*** Excerpt Section Begins ***
Optus Voice to Text will allow Optus' mobile customers to convert spoken voicemail messages into text and receive them as a text message on their mobile phone. Once read, the message can be replied to, forwarded and saved. The caller's number is presented as the sender of the text to make it simple for customers to reply with a voice call or text.
An individual voice message can occupy up to three SMS and the full message also goes to voicemail as normal.
The service was launched by Telstra for its business customers
in November 2007 and extended to all its mobile customers
in February 2009. Optus
announced in April that it would launch the service later in the year. Skype made the service available to all its customers
in March 2009.
According to Anandh Maistry, SpinVox VP for Asia Pacific, "Voice to text is a truly exciting category of voice service which is spreading across the globe at an impressive rate and is now the fastest-growing network service since SMS."
SpinVox claims to "convert messages for more than 30 million people worldwide" and says that and its Voice Message Conversion System (VMCS) "now contains more than two billion words and phrases derived from the equivalent of 72 years of audio training -making it the world's largest corpus of spoken language."
SpinVox says that "VMCS primarily uses speech recognition technologies to convert speech into text, but if it is not able to complete the conversion because words or phrases are indistinct, or a new word, phrase, brand name or colloquialism is used, then to ensure a high level of accuracy, it can ask a human agent for help, guiding them to the parts of the messages that need their assistance to ensure message accuracy continuously improves."
*** Excerpt Section Ends ***
*** Supplied records Section Begins ***
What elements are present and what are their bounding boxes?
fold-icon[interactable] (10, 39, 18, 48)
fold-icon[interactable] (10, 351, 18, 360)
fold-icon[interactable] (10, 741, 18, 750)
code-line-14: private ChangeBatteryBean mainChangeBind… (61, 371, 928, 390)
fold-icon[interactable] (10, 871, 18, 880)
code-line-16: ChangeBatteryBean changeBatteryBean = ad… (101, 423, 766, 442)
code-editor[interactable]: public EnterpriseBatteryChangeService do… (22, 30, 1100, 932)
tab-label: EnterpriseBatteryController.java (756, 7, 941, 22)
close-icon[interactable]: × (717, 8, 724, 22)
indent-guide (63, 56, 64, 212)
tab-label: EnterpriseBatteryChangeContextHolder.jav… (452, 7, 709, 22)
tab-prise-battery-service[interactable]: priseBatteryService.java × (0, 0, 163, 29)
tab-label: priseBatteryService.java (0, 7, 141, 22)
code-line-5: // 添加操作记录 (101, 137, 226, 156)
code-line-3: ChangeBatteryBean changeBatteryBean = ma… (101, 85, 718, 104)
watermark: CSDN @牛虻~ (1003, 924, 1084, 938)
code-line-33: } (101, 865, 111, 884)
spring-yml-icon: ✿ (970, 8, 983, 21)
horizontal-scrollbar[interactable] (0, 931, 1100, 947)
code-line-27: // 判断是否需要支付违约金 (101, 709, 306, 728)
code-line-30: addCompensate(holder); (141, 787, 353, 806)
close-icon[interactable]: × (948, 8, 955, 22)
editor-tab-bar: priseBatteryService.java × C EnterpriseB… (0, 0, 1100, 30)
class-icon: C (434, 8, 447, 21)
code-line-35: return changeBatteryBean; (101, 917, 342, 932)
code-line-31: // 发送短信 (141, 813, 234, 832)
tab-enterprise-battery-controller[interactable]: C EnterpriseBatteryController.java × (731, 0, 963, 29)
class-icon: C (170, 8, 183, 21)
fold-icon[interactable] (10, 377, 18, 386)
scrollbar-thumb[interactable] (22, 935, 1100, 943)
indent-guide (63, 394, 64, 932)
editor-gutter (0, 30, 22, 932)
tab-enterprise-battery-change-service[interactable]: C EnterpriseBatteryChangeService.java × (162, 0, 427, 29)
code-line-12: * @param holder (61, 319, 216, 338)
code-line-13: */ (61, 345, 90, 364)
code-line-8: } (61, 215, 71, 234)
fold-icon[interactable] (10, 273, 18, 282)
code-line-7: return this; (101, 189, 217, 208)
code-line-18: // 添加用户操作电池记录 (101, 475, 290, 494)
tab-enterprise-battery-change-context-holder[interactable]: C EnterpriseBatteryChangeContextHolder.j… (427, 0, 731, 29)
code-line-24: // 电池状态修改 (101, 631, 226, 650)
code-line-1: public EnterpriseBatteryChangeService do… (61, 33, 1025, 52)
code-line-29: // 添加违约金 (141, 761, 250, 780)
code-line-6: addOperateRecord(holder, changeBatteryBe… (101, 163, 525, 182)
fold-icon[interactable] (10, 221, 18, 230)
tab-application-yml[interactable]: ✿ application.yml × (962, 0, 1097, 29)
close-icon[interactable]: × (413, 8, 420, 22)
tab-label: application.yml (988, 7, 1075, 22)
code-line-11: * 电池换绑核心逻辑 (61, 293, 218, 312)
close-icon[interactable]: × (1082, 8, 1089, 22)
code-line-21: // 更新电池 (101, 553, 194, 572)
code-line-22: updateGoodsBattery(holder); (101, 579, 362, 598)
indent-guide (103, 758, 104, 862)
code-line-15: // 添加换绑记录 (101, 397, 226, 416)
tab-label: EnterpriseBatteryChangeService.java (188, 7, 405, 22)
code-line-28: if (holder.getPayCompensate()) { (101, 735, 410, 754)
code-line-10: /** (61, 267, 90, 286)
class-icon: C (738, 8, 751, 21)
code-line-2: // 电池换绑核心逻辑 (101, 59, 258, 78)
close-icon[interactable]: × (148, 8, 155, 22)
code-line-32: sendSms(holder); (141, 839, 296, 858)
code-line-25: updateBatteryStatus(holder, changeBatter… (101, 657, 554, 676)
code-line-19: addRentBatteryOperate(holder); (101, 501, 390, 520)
*** Supplied records Section Ends ***
Exercise details: Please summarize the voice-to-text excerpt in two sentences.

Answer to the problem: Optus Voice to Text will let Optus mobile customers receive their voicemail messages as text messages that can be replied to, forwarded and saved, while the full message still goes to voicemail. SpinVox, whose Asia Pacific VP calls voice to text the fastest-growing network service since SMS, says its system mainly uses speech recognition but can ask a human agent for help with indistinct or new words and phrases.